■ **Task instructions**
Your task is to copy every line of the entries that contains "Abuse".

■ **Task inputs**
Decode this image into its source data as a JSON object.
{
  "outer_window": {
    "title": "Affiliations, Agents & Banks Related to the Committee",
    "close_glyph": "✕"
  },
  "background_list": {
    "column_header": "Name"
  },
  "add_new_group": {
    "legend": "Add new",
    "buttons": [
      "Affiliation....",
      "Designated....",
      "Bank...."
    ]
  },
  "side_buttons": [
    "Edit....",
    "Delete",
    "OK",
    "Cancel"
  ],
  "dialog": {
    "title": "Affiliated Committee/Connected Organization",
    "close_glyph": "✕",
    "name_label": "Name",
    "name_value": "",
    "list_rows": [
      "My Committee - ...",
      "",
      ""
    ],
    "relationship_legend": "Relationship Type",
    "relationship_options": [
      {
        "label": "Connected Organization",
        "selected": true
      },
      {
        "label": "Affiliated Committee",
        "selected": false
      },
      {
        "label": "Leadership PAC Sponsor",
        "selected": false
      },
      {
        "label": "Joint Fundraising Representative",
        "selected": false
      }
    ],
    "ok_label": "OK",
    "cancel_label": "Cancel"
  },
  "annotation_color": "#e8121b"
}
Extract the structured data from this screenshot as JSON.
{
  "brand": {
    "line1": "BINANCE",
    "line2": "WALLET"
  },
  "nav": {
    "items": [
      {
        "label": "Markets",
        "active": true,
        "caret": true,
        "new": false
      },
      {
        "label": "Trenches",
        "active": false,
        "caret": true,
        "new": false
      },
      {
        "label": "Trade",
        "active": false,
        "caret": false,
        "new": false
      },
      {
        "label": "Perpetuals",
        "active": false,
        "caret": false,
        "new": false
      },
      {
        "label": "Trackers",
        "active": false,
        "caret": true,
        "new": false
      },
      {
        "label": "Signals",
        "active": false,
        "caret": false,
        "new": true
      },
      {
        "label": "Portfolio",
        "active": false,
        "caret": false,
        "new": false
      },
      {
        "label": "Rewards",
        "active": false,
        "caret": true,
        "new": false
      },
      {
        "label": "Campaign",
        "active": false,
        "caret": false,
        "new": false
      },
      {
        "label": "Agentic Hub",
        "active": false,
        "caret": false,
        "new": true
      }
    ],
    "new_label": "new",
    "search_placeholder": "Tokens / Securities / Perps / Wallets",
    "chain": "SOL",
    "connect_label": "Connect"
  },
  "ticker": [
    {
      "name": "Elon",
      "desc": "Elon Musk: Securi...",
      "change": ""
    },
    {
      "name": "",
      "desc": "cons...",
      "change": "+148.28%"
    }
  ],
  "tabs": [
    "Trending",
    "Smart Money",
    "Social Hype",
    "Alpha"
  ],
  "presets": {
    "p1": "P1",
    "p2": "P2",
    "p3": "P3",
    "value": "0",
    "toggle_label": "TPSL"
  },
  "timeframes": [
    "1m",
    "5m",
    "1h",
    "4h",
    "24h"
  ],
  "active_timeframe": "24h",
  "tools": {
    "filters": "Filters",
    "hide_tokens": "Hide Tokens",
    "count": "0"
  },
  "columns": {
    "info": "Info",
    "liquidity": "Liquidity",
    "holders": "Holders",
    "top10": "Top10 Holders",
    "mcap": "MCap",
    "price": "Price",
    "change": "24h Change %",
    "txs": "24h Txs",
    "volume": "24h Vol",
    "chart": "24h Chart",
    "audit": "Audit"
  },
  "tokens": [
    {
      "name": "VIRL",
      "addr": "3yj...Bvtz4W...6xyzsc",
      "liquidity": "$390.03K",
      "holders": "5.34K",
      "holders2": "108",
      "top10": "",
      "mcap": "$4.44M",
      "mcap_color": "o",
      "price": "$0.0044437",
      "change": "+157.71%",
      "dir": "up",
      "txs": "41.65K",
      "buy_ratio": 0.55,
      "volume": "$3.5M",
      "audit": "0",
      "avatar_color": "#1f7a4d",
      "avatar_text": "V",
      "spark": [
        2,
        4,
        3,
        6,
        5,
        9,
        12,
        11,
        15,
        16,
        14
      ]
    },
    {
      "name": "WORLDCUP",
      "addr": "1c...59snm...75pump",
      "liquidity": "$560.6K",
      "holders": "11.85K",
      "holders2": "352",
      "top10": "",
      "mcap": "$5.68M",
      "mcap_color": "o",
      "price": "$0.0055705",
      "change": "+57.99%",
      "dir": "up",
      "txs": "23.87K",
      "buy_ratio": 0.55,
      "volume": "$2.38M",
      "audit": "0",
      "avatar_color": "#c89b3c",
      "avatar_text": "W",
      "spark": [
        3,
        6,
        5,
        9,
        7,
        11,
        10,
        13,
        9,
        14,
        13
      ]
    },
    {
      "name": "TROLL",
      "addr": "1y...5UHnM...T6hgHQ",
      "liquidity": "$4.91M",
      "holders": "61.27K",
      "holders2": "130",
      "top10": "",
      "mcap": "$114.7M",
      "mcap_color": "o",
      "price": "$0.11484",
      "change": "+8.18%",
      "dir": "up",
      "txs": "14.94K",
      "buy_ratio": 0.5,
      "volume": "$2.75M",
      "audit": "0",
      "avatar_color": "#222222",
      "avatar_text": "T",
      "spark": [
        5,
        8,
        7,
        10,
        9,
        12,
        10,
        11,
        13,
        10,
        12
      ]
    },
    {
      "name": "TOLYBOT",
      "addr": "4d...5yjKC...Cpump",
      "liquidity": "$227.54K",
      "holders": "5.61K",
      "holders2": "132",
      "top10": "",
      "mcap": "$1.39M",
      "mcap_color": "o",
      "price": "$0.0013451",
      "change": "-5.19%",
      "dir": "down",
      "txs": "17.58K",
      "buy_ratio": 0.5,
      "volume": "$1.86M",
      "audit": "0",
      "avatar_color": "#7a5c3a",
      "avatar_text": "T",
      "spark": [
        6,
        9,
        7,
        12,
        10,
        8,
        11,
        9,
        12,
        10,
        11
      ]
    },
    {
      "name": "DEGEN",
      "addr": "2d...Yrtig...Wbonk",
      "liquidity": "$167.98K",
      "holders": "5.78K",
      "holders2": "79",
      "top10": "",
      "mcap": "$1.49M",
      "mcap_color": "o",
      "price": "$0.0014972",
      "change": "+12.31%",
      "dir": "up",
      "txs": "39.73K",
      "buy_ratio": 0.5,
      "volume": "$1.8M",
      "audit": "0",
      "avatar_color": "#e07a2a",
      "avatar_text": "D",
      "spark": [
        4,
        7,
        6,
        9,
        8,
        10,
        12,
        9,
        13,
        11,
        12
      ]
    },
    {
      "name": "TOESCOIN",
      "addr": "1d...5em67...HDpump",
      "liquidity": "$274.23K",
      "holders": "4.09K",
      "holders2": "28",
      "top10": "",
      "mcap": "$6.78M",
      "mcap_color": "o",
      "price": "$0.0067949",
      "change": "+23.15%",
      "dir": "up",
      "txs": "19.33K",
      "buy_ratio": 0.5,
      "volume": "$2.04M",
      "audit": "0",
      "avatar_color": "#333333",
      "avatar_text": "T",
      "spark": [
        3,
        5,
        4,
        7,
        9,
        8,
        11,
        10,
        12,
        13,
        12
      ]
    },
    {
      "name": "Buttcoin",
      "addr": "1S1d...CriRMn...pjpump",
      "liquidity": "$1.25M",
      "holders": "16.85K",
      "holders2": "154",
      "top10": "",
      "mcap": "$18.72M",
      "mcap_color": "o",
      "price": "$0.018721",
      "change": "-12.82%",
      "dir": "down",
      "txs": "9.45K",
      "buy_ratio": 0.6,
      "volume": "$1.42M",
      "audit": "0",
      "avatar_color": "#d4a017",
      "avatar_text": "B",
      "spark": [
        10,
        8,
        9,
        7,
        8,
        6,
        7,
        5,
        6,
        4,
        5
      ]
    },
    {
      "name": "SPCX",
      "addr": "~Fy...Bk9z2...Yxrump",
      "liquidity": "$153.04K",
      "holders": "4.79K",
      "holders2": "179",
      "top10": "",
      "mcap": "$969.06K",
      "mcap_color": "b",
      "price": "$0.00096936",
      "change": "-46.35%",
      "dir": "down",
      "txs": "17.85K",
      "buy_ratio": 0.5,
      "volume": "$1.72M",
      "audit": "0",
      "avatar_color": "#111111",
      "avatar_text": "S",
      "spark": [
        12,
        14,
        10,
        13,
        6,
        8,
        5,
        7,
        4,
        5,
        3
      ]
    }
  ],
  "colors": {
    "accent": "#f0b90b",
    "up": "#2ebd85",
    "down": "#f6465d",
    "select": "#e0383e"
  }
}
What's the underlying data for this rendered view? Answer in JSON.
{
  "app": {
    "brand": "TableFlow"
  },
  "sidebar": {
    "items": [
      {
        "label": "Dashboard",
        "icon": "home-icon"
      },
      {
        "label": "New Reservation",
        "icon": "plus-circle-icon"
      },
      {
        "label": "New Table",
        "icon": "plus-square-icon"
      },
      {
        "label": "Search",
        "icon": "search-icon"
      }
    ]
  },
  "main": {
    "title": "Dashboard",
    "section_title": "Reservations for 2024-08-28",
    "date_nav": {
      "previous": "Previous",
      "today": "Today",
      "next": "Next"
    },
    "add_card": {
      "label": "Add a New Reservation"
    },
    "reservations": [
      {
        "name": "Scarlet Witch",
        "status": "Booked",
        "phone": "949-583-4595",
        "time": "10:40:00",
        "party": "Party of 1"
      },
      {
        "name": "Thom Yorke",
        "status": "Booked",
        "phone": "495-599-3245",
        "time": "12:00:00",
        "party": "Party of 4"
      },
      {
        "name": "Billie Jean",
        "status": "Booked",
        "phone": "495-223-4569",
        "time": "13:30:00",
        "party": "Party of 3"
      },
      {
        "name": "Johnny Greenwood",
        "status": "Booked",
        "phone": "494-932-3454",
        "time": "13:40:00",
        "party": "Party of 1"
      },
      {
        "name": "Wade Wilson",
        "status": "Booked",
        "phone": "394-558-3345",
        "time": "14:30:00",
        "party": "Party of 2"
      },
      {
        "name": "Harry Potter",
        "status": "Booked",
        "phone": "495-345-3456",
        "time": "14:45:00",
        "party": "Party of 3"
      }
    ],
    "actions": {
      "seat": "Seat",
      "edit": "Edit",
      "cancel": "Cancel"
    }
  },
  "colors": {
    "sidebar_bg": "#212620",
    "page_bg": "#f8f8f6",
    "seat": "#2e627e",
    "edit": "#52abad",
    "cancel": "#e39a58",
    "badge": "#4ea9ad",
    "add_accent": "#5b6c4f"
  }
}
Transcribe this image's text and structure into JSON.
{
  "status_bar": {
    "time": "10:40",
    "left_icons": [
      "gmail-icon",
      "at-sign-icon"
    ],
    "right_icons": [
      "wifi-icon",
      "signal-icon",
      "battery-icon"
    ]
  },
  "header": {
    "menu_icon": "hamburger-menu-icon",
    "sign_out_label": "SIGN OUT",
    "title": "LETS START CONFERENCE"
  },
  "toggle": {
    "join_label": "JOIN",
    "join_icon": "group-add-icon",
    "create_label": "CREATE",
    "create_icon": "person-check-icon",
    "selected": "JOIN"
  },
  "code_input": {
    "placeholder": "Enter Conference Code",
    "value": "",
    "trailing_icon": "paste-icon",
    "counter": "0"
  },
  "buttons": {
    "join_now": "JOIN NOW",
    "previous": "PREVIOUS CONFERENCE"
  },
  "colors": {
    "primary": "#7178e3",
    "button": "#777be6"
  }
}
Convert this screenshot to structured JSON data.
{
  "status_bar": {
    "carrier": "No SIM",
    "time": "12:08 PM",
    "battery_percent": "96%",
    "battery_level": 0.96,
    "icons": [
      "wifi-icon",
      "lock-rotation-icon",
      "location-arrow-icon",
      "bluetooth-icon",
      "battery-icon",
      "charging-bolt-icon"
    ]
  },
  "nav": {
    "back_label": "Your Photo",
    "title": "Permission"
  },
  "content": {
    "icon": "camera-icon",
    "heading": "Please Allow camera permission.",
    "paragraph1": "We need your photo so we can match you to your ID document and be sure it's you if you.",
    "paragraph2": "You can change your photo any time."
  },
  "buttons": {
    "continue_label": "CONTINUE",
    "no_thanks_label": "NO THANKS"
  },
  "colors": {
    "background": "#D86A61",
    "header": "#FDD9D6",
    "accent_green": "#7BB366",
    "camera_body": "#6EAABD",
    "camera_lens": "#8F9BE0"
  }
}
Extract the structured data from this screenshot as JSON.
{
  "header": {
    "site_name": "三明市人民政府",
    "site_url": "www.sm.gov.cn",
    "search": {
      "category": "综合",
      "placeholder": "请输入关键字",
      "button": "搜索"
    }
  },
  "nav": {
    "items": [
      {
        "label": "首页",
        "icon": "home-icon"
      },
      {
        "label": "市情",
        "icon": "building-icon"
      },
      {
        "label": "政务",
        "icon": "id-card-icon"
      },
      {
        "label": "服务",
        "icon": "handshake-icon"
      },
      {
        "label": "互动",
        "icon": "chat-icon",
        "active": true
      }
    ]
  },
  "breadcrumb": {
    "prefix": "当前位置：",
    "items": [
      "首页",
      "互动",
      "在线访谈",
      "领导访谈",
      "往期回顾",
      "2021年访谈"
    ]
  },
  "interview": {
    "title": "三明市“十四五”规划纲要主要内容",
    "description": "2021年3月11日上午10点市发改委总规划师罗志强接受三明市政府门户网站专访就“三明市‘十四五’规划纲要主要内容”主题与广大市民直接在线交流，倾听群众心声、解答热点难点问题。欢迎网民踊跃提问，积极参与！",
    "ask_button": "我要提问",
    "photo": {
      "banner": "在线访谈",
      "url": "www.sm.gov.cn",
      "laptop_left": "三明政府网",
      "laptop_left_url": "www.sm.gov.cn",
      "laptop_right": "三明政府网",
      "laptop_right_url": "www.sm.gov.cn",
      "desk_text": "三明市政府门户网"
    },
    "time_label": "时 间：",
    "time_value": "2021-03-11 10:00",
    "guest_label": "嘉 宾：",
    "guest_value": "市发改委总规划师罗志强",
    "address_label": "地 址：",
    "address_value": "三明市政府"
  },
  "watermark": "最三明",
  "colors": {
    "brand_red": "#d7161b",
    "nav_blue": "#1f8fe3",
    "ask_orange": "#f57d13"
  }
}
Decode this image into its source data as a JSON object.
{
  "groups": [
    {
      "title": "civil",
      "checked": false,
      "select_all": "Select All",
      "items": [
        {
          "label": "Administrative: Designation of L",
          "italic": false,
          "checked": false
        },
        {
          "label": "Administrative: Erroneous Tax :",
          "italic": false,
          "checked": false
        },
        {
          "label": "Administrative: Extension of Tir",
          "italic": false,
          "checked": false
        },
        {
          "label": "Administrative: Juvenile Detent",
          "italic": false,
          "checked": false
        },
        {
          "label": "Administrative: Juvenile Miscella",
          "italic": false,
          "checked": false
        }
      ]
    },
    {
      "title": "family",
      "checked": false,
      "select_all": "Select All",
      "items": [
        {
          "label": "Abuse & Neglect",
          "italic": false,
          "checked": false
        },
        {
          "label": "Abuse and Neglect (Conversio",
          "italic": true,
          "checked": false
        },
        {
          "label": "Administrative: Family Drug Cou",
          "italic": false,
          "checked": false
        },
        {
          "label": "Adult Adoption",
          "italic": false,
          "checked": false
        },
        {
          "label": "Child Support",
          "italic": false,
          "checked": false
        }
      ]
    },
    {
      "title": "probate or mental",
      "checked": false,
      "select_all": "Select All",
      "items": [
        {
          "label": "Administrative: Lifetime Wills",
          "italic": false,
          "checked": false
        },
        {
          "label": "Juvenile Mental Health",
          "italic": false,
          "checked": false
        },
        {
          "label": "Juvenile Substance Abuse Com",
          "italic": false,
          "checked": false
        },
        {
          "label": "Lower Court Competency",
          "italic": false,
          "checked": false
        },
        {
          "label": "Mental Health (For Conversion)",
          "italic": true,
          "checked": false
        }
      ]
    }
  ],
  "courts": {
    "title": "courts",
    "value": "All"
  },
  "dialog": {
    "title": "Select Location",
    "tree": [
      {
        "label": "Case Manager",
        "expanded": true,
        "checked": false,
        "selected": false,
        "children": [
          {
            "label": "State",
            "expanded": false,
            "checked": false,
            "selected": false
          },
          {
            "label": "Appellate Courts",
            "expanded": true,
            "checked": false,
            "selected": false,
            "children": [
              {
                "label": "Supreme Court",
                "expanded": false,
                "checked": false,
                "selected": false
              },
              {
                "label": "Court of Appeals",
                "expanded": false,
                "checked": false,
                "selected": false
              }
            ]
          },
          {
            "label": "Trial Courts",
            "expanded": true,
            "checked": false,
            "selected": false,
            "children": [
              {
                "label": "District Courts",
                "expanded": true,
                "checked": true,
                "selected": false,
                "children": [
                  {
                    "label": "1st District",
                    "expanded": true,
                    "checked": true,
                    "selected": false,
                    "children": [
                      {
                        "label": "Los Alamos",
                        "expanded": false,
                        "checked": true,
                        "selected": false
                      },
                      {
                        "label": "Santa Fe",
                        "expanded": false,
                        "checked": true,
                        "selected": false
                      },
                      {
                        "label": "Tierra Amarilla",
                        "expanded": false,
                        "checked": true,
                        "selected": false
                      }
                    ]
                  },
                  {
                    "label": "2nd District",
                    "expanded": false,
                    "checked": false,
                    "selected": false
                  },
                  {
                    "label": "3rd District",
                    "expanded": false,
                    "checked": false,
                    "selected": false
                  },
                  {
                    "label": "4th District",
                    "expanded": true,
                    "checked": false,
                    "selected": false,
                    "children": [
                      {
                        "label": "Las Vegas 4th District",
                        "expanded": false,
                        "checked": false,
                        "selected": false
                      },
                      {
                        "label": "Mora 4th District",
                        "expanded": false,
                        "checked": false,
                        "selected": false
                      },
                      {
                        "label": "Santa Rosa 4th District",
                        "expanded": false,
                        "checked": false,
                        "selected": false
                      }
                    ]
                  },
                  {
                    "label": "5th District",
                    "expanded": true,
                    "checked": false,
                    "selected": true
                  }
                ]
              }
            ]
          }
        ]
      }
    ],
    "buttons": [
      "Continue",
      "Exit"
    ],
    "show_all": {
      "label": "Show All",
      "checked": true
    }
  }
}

■ **Task result**
          "label": "Abuse & Neglect",
          "label": "Abuse and Neglect (Conversio",
          "label": "Juvenile Substance Abuse Com",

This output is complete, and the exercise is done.